▸ What the exercise asks: Give only the number of lines that include the string "title".
* begin Given data *
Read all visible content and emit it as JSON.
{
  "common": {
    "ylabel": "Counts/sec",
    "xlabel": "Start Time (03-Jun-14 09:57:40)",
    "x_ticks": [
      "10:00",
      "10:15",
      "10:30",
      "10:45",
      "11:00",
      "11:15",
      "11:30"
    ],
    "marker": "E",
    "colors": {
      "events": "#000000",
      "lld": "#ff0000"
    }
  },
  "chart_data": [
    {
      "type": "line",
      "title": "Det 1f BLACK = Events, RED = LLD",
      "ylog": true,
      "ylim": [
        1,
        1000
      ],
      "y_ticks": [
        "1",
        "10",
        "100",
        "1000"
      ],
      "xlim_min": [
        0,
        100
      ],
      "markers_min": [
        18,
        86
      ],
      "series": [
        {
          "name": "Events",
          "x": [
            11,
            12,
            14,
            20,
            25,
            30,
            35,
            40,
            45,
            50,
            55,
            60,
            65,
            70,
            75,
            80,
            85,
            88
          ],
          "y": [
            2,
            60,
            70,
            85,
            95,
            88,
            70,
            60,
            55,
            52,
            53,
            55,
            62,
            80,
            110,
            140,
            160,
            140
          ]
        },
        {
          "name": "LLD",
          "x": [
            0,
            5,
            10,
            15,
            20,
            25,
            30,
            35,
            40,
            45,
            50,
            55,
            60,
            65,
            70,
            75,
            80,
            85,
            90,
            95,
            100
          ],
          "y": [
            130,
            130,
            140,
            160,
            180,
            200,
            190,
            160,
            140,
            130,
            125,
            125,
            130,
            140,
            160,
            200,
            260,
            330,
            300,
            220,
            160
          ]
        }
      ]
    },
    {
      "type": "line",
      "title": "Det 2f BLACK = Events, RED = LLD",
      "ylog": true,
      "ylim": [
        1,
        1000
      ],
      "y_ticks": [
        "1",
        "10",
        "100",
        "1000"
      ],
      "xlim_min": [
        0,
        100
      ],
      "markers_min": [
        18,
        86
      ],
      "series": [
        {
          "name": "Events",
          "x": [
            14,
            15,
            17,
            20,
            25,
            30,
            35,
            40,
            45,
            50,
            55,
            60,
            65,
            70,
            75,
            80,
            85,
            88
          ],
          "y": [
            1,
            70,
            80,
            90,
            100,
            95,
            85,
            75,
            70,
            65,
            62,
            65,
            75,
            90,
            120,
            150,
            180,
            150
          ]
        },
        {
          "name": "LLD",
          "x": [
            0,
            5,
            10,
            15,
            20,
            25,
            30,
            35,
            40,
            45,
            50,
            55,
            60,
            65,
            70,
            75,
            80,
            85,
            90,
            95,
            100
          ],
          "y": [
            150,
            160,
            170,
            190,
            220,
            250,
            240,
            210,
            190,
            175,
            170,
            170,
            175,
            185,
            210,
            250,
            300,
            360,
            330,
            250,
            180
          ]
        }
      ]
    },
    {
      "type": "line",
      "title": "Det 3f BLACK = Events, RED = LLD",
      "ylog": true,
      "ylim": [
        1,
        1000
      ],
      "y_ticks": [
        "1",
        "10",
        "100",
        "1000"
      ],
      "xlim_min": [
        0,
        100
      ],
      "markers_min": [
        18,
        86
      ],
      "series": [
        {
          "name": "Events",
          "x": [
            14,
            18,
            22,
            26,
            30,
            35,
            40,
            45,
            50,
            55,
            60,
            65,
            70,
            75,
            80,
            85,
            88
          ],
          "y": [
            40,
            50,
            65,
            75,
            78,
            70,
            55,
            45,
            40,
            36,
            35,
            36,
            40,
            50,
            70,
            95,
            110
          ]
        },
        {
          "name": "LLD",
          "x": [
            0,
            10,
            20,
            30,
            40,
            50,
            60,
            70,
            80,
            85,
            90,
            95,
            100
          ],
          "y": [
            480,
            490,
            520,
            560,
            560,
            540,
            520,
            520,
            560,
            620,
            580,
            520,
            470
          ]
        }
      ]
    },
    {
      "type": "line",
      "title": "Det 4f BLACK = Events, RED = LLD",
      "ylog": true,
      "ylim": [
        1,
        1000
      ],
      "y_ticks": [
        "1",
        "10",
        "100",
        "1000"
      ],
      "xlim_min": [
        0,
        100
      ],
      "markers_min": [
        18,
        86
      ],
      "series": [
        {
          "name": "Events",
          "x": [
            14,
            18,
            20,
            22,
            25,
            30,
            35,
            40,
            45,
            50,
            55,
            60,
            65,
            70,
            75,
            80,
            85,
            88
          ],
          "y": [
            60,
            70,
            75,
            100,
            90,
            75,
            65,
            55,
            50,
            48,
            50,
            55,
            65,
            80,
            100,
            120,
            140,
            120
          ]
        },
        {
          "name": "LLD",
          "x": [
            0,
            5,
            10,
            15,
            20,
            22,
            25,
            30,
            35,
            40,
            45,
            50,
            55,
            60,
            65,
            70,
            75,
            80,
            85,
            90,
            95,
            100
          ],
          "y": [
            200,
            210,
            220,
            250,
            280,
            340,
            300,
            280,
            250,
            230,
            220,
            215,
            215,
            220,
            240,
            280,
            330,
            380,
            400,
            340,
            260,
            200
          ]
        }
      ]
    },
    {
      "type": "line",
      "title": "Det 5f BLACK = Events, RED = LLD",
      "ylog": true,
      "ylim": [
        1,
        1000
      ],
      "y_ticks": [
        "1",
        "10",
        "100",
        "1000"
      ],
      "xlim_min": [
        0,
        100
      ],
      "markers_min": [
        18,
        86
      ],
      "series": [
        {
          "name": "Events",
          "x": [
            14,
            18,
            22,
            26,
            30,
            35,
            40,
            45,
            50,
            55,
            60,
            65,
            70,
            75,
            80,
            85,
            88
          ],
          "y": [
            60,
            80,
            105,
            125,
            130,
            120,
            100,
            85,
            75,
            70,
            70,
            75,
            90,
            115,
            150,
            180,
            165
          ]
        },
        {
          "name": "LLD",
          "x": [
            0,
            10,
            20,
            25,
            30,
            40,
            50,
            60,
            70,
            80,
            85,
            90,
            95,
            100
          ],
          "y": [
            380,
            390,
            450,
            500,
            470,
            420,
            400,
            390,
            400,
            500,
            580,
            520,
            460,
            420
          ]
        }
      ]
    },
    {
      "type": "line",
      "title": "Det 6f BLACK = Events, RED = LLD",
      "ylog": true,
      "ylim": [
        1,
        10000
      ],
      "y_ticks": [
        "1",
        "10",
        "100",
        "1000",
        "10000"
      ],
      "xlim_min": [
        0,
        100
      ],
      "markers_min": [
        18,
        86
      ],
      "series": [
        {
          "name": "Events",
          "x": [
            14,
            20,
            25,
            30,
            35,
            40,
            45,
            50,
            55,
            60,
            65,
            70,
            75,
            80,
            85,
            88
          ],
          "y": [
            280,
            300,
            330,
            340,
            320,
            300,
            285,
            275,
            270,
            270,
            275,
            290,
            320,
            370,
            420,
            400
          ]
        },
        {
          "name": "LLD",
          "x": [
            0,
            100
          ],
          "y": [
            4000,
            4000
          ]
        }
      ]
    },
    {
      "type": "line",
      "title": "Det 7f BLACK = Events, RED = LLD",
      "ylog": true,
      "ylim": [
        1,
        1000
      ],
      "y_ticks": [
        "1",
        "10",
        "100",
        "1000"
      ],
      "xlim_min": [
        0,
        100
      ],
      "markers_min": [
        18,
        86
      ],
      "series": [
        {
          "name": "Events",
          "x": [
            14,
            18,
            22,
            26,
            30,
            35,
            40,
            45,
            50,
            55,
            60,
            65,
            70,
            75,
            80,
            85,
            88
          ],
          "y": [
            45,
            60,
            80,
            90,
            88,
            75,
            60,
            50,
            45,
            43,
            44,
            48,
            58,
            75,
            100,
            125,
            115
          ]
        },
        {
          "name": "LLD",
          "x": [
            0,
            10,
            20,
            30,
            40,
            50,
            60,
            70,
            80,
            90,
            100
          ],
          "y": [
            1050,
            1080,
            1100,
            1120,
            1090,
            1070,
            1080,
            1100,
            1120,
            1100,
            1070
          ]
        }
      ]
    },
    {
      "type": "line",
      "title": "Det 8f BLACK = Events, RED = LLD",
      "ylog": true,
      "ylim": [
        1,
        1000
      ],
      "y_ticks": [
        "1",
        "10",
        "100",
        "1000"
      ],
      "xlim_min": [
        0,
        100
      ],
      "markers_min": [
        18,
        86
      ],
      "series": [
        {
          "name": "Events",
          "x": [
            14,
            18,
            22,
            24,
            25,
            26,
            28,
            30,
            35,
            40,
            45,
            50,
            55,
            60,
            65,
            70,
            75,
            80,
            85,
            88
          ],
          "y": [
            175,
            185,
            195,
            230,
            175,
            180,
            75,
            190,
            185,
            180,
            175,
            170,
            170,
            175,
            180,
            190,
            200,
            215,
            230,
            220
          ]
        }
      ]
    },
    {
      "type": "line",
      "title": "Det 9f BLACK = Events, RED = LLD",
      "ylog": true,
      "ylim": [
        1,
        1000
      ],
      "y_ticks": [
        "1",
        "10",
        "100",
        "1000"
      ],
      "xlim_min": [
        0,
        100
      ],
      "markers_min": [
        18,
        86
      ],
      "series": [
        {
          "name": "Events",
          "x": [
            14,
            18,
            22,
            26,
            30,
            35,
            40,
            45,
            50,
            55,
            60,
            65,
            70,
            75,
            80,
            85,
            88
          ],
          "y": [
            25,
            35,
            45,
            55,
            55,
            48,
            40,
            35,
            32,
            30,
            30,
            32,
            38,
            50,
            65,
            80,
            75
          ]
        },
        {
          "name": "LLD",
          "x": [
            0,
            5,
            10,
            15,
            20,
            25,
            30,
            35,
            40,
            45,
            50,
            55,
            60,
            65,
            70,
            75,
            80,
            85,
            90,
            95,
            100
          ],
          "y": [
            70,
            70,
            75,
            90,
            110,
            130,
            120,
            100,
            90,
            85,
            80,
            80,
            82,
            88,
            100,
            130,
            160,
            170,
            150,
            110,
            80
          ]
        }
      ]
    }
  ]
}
* end Given data *
▸ Answer for the task: 9